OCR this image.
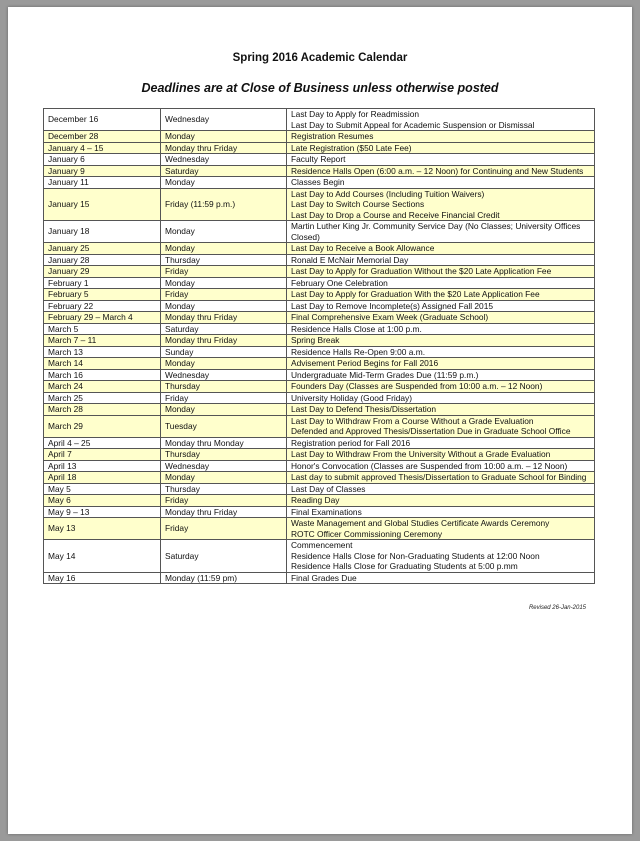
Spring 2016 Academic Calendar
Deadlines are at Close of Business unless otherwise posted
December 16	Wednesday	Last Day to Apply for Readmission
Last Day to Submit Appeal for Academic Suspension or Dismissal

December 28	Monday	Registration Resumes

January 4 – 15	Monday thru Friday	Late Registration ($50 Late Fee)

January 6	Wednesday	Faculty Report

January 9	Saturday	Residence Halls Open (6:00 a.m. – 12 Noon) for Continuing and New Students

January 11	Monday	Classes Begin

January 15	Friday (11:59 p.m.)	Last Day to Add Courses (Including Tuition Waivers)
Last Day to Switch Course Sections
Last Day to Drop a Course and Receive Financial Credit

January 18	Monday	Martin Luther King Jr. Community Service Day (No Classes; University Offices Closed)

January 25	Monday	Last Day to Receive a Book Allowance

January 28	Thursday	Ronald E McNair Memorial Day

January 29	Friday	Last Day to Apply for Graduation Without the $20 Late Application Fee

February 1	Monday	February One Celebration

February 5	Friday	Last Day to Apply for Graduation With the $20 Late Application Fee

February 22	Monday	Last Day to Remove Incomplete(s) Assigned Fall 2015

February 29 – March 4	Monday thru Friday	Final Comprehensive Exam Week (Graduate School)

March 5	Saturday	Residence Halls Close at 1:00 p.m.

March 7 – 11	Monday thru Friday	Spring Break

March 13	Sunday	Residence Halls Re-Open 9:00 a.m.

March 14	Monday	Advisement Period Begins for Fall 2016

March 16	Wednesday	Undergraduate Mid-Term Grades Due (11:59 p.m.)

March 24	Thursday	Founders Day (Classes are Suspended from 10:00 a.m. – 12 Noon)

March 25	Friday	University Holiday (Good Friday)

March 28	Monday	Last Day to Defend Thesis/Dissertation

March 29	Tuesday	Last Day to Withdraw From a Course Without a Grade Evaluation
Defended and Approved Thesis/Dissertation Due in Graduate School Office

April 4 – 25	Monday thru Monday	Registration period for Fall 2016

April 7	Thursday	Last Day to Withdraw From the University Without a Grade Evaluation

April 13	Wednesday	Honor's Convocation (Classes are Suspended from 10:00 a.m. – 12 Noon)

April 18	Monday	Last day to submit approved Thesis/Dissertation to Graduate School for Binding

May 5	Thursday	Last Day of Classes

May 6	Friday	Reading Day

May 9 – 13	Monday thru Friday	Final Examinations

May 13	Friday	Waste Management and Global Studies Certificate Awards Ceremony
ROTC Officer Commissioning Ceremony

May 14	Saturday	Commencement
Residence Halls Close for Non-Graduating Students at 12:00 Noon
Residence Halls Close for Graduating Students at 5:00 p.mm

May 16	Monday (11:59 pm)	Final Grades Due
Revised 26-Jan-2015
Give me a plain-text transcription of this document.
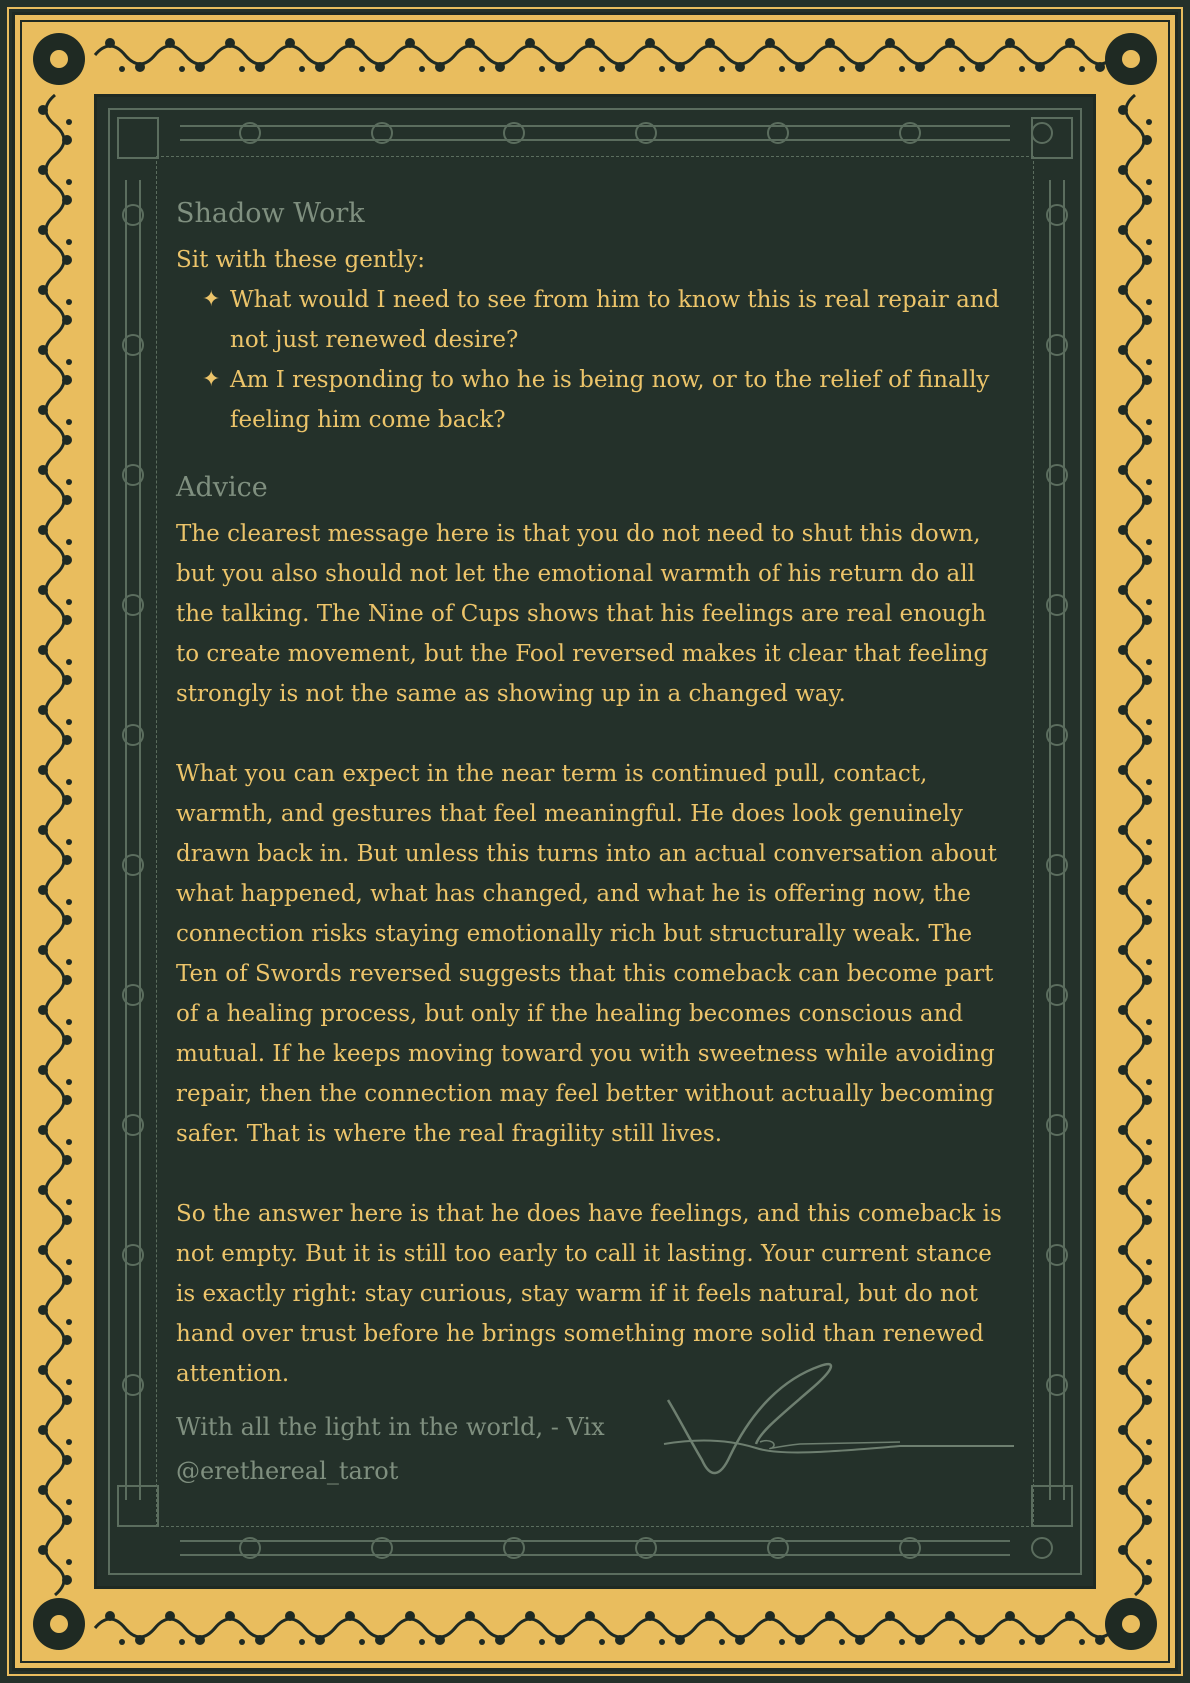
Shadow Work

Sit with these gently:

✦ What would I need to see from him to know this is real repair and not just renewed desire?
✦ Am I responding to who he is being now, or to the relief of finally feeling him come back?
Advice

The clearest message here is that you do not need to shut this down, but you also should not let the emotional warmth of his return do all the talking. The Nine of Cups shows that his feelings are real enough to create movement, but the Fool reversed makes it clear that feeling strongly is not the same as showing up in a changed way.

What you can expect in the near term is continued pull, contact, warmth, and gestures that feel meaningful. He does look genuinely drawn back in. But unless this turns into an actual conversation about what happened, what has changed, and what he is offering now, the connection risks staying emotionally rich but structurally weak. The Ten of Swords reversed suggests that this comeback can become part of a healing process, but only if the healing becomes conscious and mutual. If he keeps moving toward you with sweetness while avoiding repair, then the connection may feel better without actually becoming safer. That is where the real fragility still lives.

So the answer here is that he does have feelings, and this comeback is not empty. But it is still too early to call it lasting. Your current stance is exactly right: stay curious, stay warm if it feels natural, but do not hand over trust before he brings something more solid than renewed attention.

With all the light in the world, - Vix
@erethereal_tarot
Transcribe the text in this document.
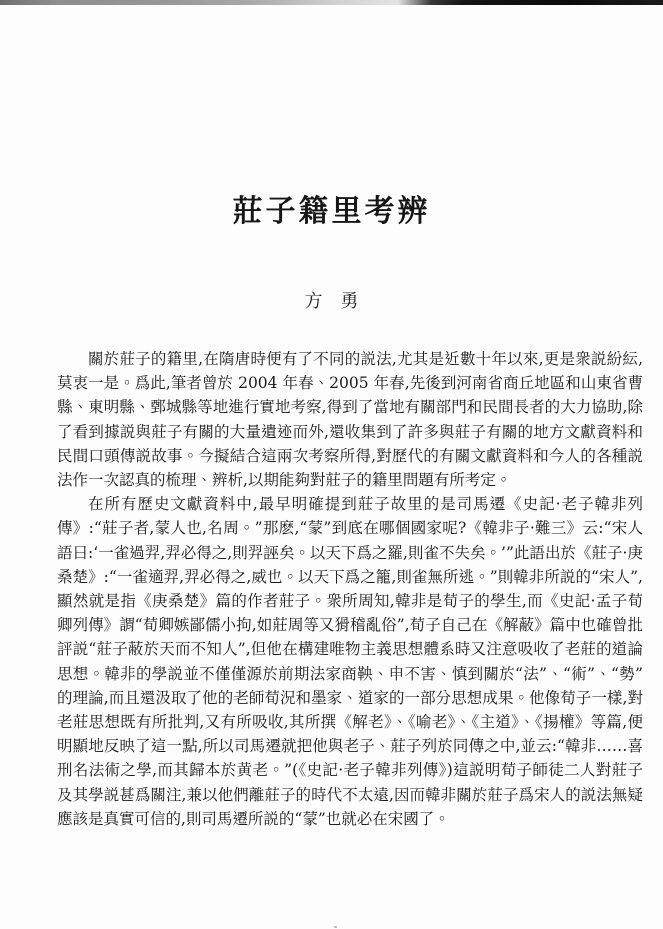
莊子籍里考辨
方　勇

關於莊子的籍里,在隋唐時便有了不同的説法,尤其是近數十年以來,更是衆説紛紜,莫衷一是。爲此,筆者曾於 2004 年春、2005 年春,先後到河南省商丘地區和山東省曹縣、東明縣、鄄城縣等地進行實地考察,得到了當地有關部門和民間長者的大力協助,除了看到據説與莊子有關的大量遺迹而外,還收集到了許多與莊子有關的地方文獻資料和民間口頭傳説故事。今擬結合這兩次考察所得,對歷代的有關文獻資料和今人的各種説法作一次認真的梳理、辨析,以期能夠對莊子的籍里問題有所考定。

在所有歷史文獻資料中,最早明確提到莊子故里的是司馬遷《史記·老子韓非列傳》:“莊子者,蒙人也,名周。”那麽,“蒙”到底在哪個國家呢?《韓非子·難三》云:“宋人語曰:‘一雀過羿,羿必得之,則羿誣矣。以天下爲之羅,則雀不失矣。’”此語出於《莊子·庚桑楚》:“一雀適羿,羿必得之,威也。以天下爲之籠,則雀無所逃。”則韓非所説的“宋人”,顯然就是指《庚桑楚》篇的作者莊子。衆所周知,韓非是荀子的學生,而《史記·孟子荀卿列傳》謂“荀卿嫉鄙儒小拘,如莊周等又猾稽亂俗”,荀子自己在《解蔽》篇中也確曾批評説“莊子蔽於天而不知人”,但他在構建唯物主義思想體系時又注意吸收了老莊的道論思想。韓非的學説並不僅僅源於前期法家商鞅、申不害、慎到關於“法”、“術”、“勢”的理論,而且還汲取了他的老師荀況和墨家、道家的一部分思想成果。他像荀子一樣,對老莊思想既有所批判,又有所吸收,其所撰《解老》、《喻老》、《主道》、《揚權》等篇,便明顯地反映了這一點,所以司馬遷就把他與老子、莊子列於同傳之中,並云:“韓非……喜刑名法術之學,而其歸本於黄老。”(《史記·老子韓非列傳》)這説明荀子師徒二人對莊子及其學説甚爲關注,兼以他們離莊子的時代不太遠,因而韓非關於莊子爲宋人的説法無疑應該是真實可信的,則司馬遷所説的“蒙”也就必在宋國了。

(Work required): Count the lines in which the string "Wednesday" appears, then report only that figure.

(Completed exercise): 4